--- Input for this task ---
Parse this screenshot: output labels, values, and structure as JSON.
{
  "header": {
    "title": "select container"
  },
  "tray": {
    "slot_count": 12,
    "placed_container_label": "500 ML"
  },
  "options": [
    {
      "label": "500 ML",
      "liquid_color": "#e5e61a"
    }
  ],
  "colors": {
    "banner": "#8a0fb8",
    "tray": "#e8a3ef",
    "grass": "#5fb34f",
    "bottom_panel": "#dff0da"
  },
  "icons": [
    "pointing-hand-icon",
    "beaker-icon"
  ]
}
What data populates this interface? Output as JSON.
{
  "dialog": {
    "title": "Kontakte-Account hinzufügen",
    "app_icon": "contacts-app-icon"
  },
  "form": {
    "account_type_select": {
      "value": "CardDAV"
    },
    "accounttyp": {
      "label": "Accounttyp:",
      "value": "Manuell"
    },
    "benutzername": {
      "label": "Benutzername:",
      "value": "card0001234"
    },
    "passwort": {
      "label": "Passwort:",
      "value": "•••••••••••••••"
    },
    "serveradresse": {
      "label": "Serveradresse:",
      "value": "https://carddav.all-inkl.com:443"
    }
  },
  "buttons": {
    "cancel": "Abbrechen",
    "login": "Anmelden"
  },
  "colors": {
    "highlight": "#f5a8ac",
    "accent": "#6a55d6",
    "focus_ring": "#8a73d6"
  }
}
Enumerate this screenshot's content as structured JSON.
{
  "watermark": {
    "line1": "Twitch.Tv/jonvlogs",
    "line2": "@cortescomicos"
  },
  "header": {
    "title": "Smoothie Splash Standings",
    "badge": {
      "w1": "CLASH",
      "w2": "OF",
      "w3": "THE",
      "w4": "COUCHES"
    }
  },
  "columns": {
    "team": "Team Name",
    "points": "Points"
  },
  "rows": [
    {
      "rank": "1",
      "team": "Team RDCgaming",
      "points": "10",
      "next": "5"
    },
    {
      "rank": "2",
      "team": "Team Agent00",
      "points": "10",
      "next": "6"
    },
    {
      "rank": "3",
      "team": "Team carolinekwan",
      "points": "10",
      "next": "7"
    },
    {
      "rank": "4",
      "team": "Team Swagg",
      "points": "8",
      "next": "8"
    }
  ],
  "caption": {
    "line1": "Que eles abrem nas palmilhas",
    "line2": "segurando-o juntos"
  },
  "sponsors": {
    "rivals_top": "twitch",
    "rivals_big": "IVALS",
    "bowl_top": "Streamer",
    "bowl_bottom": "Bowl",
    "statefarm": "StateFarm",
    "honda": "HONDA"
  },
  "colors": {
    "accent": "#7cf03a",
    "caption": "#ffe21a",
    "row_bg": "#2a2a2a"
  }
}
---
--- Input for this task ---
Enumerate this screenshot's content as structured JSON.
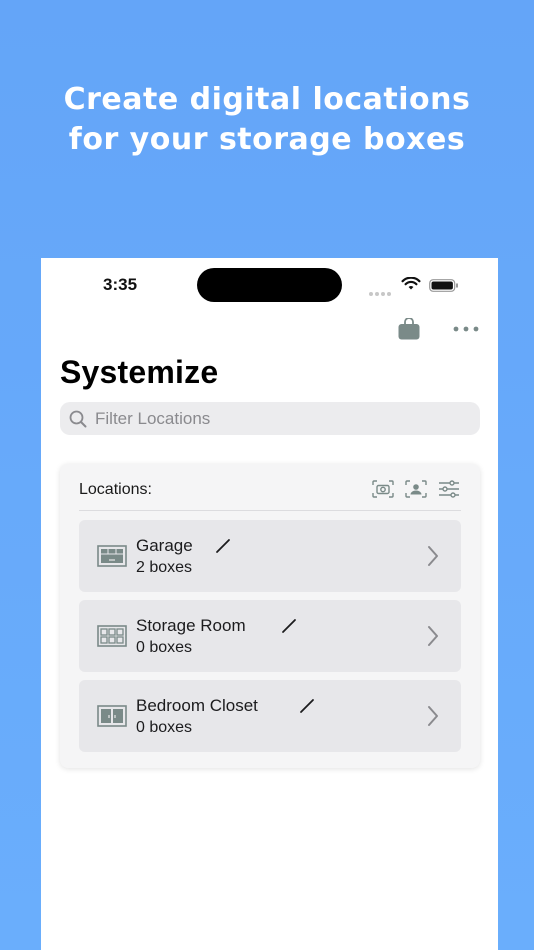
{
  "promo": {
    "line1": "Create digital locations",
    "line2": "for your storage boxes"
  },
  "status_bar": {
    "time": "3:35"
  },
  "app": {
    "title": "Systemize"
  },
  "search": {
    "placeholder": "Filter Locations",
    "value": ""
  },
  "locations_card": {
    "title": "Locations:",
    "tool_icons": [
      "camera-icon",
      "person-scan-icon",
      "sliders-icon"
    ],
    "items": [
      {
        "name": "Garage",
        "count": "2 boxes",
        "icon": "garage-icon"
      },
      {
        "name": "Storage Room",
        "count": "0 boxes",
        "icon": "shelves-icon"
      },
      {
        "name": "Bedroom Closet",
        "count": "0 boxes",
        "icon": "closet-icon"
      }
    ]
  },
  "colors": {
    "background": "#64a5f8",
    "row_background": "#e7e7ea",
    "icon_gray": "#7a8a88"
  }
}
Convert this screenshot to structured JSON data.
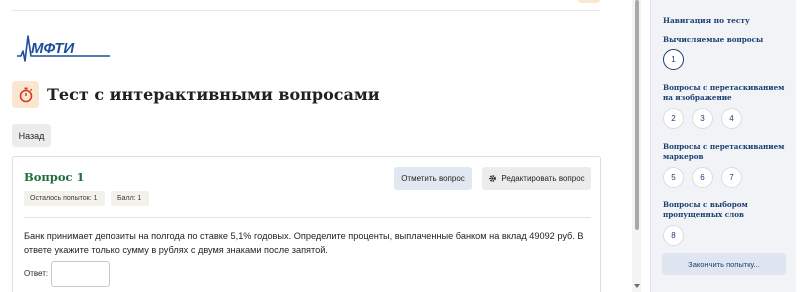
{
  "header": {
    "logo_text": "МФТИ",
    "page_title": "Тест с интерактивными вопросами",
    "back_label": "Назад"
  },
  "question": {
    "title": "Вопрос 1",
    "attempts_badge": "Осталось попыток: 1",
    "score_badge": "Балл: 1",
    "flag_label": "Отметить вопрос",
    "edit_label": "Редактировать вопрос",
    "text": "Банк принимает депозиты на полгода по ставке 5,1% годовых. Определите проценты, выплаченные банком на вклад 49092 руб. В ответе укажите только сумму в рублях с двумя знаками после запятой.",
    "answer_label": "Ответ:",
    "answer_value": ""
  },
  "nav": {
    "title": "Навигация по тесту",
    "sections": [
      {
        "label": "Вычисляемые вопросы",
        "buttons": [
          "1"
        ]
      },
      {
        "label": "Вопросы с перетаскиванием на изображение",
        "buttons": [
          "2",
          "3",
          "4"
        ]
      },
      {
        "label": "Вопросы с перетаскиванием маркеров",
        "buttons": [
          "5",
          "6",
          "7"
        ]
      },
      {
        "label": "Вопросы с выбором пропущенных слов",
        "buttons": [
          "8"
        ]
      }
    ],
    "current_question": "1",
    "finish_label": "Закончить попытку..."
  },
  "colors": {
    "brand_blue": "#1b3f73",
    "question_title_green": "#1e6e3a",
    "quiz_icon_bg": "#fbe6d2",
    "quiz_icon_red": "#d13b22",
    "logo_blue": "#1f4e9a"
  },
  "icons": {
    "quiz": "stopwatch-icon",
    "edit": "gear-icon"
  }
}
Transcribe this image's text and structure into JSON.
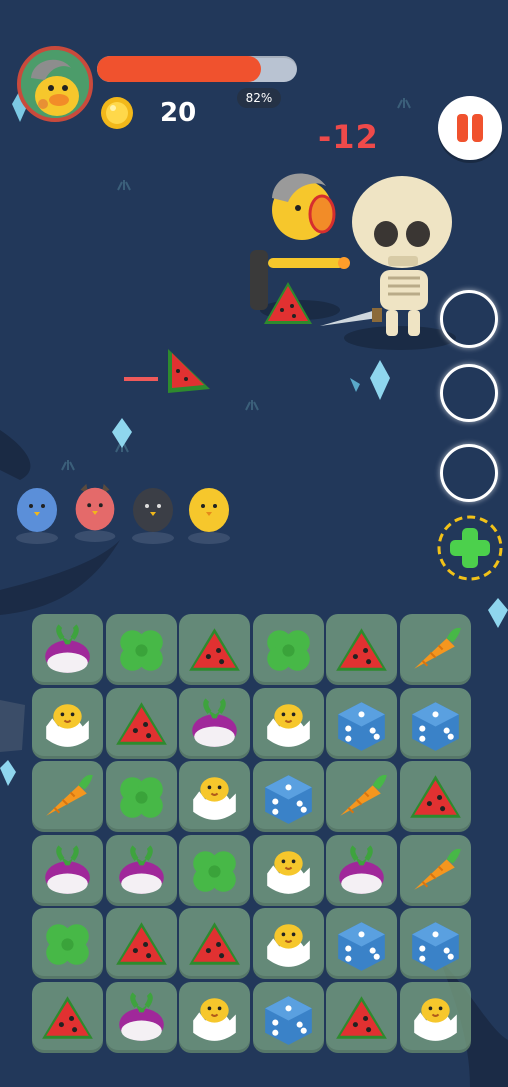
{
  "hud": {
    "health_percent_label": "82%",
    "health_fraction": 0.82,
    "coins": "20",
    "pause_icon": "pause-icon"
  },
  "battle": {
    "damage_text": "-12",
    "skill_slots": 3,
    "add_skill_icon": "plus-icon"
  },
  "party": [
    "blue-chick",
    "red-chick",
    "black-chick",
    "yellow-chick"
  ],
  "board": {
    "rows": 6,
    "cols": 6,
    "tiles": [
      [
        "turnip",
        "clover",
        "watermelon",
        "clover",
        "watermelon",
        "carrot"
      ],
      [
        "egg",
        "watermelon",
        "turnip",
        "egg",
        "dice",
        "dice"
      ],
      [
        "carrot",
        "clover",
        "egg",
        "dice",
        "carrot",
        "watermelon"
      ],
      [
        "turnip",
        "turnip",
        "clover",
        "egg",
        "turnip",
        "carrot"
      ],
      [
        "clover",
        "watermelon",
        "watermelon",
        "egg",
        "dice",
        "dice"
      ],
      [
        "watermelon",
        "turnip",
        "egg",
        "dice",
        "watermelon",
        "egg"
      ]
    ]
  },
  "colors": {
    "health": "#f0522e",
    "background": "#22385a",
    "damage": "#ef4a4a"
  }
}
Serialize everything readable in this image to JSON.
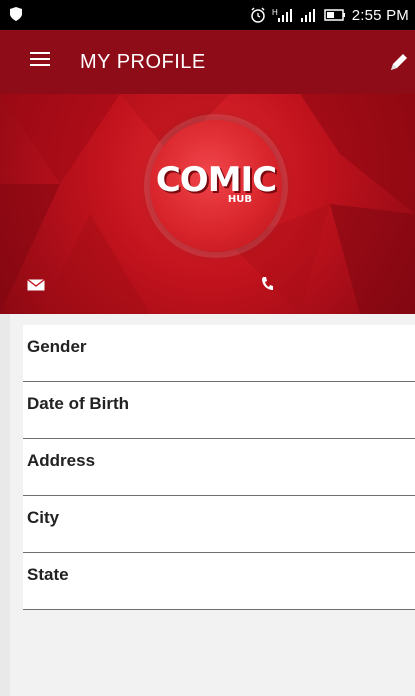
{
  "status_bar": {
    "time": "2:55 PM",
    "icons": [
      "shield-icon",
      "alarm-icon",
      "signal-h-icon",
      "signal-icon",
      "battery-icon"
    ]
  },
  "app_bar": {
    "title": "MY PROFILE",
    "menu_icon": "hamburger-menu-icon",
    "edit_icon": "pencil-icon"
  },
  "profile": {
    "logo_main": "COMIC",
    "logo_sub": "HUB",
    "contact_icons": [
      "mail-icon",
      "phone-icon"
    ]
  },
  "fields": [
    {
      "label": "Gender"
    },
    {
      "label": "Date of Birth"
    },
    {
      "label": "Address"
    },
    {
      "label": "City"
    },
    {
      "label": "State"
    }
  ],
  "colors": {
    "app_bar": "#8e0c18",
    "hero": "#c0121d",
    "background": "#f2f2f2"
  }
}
---
--- Input for this task ---
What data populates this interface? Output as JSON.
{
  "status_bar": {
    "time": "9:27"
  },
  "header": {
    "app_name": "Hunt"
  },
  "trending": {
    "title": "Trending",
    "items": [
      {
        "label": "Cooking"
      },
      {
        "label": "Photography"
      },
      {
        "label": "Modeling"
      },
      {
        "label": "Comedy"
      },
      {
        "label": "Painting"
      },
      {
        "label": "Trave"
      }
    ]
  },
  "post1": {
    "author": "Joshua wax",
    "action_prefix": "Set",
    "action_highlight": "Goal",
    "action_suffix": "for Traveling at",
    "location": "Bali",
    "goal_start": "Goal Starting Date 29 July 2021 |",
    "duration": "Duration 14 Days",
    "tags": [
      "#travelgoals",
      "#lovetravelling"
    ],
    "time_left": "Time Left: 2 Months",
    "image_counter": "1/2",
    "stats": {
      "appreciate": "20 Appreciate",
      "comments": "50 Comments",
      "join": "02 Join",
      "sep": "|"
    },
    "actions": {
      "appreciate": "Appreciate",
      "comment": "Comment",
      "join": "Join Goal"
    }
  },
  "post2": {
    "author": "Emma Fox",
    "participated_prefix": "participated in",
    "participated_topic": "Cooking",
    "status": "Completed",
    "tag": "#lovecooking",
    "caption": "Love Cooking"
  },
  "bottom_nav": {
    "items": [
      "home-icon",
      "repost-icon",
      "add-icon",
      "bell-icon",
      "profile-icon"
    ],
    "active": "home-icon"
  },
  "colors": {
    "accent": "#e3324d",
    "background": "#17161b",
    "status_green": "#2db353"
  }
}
---
— What you are asked to do —
Lines of the material that contain the word "Appreciate" are to be gathered.

— Task solution —
      "appreciate": "20 Appreciate",
      "appreciate": "Appreciate",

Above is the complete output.